• [Request]:
Without altering anything, repeat each of the records.

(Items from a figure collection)
= = = = = = =

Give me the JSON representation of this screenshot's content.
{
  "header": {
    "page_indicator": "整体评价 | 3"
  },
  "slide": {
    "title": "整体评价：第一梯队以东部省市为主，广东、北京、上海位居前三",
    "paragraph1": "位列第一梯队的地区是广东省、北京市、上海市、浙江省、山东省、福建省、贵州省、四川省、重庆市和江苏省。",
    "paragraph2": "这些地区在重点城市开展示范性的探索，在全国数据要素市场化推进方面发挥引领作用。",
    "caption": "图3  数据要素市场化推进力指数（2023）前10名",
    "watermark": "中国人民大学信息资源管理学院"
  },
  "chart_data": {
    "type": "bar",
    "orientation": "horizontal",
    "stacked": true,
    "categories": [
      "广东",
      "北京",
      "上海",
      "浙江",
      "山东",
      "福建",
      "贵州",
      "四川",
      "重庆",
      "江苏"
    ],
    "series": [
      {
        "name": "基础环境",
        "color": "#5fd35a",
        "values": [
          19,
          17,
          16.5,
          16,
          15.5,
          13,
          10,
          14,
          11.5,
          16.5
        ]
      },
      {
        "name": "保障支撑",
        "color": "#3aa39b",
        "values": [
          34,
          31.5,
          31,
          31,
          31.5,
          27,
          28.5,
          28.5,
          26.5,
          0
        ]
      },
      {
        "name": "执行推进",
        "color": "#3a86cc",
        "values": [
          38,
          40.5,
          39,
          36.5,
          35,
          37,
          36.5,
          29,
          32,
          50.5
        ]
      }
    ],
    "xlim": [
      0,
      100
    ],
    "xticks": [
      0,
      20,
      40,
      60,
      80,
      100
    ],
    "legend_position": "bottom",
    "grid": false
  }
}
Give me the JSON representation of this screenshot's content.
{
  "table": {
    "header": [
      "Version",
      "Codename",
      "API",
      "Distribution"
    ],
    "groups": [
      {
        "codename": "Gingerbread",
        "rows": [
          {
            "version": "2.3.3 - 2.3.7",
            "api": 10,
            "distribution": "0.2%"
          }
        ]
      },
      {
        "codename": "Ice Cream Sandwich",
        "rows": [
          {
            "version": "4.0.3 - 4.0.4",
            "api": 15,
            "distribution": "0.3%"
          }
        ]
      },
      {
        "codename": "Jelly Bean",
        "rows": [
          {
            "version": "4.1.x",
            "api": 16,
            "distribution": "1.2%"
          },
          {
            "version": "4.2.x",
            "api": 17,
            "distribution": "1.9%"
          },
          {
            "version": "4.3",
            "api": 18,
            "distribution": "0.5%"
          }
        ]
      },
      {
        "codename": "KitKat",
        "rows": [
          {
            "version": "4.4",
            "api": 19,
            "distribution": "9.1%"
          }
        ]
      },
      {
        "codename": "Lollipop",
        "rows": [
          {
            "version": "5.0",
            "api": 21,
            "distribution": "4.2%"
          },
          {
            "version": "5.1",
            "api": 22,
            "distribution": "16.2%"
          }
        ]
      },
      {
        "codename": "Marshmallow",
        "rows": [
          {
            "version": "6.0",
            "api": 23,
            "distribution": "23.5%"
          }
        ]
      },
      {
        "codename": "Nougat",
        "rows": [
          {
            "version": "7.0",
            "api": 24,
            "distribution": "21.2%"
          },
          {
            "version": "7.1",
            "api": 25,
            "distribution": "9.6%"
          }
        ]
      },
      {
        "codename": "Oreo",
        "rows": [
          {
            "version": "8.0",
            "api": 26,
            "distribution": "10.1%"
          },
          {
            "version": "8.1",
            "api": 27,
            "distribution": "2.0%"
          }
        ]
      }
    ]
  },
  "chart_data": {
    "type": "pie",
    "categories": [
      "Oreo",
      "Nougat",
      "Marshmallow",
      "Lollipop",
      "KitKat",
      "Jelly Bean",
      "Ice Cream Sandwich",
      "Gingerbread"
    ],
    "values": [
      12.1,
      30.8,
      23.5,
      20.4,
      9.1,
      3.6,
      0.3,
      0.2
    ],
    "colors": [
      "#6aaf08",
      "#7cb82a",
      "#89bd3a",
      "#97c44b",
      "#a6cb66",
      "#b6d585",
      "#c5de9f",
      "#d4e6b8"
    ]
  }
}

= = = = = = =

• [Solution to the exercise]:
Give me the JSON representation of this screenshot's content.
{
  "header": {
    "page_indicator": "整体评价 | 3"
  },
  "slide": {
    "title": "整体评价：第一梯队以东部省市为主，广东、北京、上海位居前三",
    "paragraph1": "位列第一梯队的地区是广东省、北京市、上海市、浙江省、山东省、福建省、贵州省、四川省、重庆市和江苏省。",
    "paragraph2": "这些地区在重点城市开展示范性的探索，在全国数据要素市场化推进方面发挥引领作用。",
    "caption": "图3  数据要素市场化推进力指数（2023）前10名",
    "watermark": "中国人民大学信息资源管理学院"
  },
  "chart_data": {
    "type": "bar",
    "orientation": "horizontal",
    "stacked": true,
    "categories": [
      "广东",
      "北京",
      "上海",
      "浙江",
      "山东",
      "福建",
      "贵州",
      "四川",
      "重庆",
      "江苏"
    ],
    "series": [
      {
        "name": "基础环境",
        "color": "#5fd35a",
        "values": [
          19,
          17,
          16.5,
          16,
          15.5,
          13,
          10,
          14,
          11.5,
          16.5
        ]
      },
      {
        "name": "保障支撑",
        "color": "#3aa39b",
        "values": [
          34,
          31.5,
          31,
          31,
          31.5,
          27,
          28.5,
          28.5,
          26.5,
          0
        ]
      },
      {
        "name": "执行推进",
        "color": "#3a86cc",
        "values": [
          38,
          40.5,
          39,
          36.5,
          35,
          37,
          36.5,
          29,
          32,
          50.5
        ]
      }
    ],
    "xlim": [
      0,
      100
    ],
    "xticks": [
      0,
      20,
      40,
      60,
      80,
      100
    ],
    "legend_position": "bottom",
    "grid": false
  }
}
Give me the JSON representation of this screenshot's content.
{
  "table": {
    "header": [
      "Version",
      "Codename",
      "API",
      "Distribution"
    ],
    "groups": [
      {
        "codename": "Gingerbread",
        "rows": [
          {
            "version": "2.3.3 - 2.3.7",
            "api": 10,
            "distribution": "0.2%"
          }
        ]
      },
      {
        "codename": "Ice Cream Sandwich",
        "rows": [
          {
            "version": "4.0.3 - 4.0.4",
            "api": 15,
            "distribution": "0.3%"
          }
        ]
      },
      {
        "codename": "Jelly Bean",
        "rows": [
          {
            "version": "4.1.x",
            "api": 16,
            "distribution": "1.2%"
          },
          {
            "version": "4.2.x",
            "api": 17,
            "distribution": "1.9%"
          },
          {
            "version": "4.3",
            "api": 18,
            "distribution": "0.5%"
          }
        ]
      },
      {
        "codename": "KitKat",
        "rows": [
          {
            "version": "4.4",
            "api": 19,
            "distribution": "9.1%"
          }
        ]
      },
      {
        "codename": "Lollipop",
        "rows": [
          {
            "version": "5.0",
            "api": 21,
            "distribution": "4.2%"
          },
          {
            "version": "5.1",
            "api": 22,
            "distribution": "16.2%"
          }
        ]
      },
      {
        "codename": "Marshmallow",
        "rows": [
          {
            "version": "6.0",
            "api": 23,
            "distribution": "23.5%"
          }
        ]
      },
      {
        "codename": "Nougat",
        "rows": [
          {
            "version": "7.0",
            "api": 24,
            "distribution": "21.2%"
          },
          {
            "version": "7.1",
            "api": 25,
            "distribution": "9.6%"
          }
        ]
      },
      {
        "codename": "Oreo",
        "rows": [
          {
            "version": "8.0",
            "api": 26,
            "distribution": "10.1%"
          },
          {
            "version": "8.1",
            "api": 27,
            "distribution": "2.0%"
          }
        ]
      }
    ]
  },
  "chart_data": {
    "type": "pie",
    "categories": [
      "Oreo",
      "Nougat",
      "Marshmallow",
      "Lollipop",
      "KitKat",
      "Jelly Bean",
      "Ice Cream Sandwich",
      "Gingerbread"
    ],
    "values": [
      12.1,
      30.8,
      23.5,
      20.4,
      9.1,
      3.6,
      0.3,
      0.2
    ],
    "colors": [
      "#6aaf08",
      "#7cb82a",
      "#89bd3a",
      "#97c44b",
      "#a6cb66",
      "#b6d585",
      "#c5de9f",
      "#d4e6b8"
    ]
  }
}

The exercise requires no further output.